_Requirement_
Gather up the lines that contain "title".
[Recorded data start]
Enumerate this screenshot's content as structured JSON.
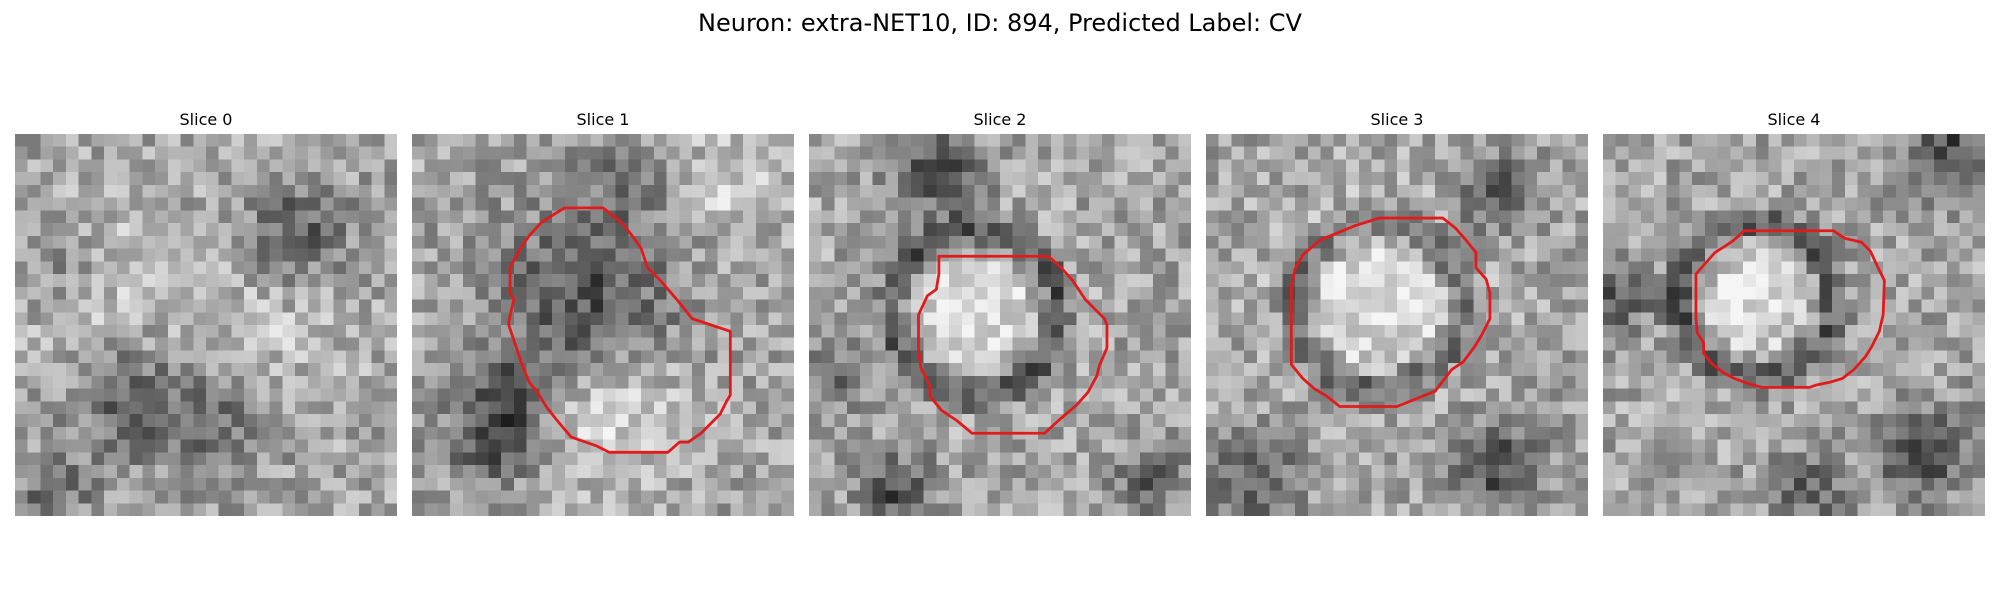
{
  "figure": {
    "title": "Neuron: extra-NET10, ID: 894, Predicted Label: CV",
    "contour_color": "#e31a1c",
    "colormap": "grayscale"
  },
  "slices": [
    {
      "title": "Slice 0",
      "has_contour": false
    },
    {
      "title": "Slice 1",
      "has_contour": true
    },
    {
      "title": "Slice 2",
      "has_contour": true
    },
    {
      "title": "Slice 3",
      "has_contour": true
    },
    {
      "title": "Slice 4",
      "has_contour": true
    }
  ]
}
[Recorded data end]
_Written reply_
    "title": "Neuron: extra-NET10, ID: 894, Predicted Label: CV",
      "title": "Slice 0",
      "title": "Slice 1",
      "title": "Slice 2",
      "title": "Slice 3",
      "title": "Slice 4",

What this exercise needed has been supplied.